* **GIVEN PROBLEM**
Single out the lines of the material that contain "Status" and copy them.

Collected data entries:

# # # # # # #

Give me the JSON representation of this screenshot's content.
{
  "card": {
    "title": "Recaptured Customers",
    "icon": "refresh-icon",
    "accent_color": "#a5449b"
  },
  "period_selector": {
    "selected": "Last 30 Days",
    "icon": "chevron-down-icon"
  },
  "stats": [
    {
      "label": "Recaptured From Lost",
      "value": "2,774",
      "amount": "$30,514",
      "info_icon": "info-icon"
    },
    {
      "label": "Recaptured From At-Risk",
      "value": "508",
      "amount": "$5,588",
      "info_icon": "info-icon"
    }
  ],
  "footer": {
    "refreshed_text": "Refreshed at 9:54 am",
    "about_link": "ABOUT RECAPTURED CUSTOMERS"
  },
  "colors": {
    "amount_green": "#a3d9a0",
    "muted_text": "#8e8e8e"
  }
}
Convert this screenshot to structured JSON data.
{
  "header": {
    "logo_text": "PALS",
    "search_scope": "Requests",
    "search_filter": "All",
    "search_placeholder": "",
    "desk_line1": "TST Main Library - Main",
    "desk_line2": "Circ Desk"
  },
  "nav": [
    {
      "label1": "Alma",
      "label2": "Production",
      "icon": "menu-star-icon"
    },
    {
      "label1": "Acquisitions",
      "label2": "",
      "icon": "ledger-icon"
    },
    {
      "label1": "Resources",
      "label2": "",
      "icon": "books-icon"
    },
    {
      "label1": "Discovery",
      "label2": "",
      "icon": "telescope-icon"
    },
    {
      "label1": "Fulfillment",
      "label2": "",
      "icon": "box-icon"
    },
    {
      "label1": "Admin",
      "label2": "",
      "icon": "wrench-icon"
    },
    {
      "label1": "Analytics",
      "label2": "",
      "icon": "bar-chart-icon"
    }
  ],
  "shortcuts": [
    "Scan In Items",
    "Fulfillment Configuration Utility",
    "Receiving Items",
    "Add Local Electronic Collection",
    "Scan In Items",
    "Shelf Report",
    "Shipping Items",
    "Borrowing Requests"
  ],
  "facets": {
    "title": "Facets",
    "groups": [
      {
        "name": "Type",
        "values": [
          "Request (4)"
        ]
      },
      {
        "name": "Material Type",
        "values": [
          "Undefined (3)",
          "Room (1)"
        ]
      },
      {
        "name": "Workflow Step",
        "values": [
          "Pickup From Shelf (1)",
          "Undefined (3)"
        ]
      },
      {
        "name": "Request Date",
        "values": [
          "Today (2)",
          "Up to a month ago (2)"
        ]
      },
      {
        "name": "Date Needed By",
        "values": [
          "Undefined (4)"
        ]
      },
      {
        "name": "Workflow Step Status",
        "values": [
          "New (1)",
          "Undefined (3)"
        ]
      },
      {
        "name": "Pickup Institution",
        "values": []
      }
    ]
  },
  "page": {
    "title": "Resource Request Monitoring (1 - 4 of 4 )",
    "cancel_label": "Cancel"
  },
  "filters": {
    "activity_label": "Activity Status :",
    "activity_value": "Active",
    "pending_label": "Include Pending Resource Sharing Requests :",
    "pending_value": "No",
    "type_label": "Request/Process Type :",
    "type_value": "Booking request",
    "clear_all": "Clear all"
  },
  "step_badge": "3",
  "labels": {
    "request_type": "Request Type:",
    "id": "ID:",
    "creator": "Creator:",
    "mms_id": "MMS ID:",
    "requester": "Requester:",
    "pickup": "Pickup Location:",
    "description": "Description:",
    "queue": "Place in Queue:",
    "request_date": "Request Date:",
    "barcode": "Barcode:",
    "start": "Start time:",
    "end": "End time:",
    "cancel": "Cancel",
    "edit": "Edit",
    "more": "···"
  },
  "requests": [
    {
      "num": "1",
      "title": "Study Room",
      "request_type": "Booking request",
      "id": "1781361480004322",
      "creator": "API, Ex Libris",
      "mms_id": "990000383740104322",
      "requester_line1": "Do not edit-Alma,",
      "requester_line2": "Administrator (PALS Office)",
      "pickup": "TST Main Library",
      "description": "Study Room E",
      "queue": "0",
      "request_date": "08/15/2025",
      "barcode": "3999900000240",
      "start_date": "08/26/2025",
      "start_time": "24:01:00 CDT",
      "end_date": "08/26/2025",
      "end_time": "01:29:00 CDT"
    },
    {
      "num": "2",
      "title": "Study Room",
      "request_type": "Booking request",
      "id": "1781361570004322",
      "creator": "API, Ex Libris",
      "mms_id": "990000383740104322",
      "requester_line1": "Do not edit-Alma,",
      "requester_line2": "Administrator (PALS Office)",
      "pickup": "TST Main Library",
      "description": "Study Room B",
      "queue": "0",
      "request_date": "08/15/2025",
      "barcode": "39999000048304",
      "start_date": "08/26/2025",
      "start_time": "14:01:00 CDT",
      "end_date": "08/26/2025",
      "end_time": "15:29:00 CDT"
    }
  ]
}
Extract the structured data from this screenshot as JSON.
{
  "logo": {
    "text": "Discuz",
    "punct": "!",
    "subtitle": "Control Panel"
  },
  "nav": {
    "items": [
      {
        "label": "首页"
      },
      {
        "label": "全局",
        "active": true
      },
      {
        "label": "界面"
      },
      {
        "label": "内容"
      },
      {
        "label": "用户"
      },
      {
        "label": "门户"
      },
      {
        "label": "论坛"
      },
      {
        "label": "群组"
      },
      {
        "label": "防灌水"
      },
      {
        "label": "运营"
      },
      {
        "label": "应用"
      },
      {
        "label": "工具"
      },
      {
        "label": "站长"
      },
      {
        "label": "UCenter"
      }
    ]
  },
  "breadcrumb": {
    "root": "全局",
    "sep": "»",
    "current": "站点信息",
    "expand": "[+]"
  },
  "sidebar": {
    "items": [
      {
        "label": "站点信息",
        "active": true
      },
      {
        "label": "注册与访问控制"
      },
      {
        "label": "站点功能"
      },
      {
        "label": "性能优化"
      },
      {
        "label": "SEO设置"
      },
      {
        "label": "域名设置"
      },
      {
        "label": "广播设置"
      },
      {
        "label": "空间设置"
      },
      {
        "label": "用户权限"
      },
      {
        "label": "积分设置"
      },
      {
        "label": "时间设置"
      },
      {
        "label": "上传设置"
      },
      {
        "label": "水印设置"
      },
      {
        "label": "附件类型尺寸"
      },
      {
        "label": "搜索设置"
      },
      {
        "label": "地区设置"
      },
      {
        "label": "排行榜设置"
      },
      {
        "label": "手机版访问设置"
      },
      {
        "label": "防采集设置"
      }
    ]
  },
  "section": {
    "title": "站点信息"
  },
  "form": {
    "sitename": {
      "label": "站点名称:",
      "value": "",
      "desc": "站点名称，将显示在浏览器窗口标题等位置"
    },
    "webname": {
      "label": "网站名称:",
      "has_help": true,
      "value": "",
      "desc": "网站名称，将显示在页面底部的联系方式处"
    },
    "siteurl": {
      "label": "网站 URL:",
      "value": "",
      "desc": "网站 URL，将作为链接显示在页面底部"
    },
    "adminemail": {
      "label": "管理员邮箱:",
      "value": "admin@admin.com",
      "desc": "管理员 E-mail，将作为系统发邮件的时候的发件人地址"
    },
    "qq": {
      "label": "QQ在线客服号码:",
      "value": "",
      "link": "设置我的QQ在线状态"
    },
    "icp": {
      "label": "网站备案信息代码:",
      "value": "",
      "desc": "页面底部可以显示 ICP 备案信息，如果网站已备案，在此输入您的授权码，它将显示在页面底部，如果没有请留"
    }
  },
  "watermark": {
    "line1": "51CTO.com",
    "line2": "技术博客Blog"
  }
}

# # # # # # #

* **SOLVED PROBLEM**
        "name": "Workflow Step Status",
    "activity_label": "Activity Status :",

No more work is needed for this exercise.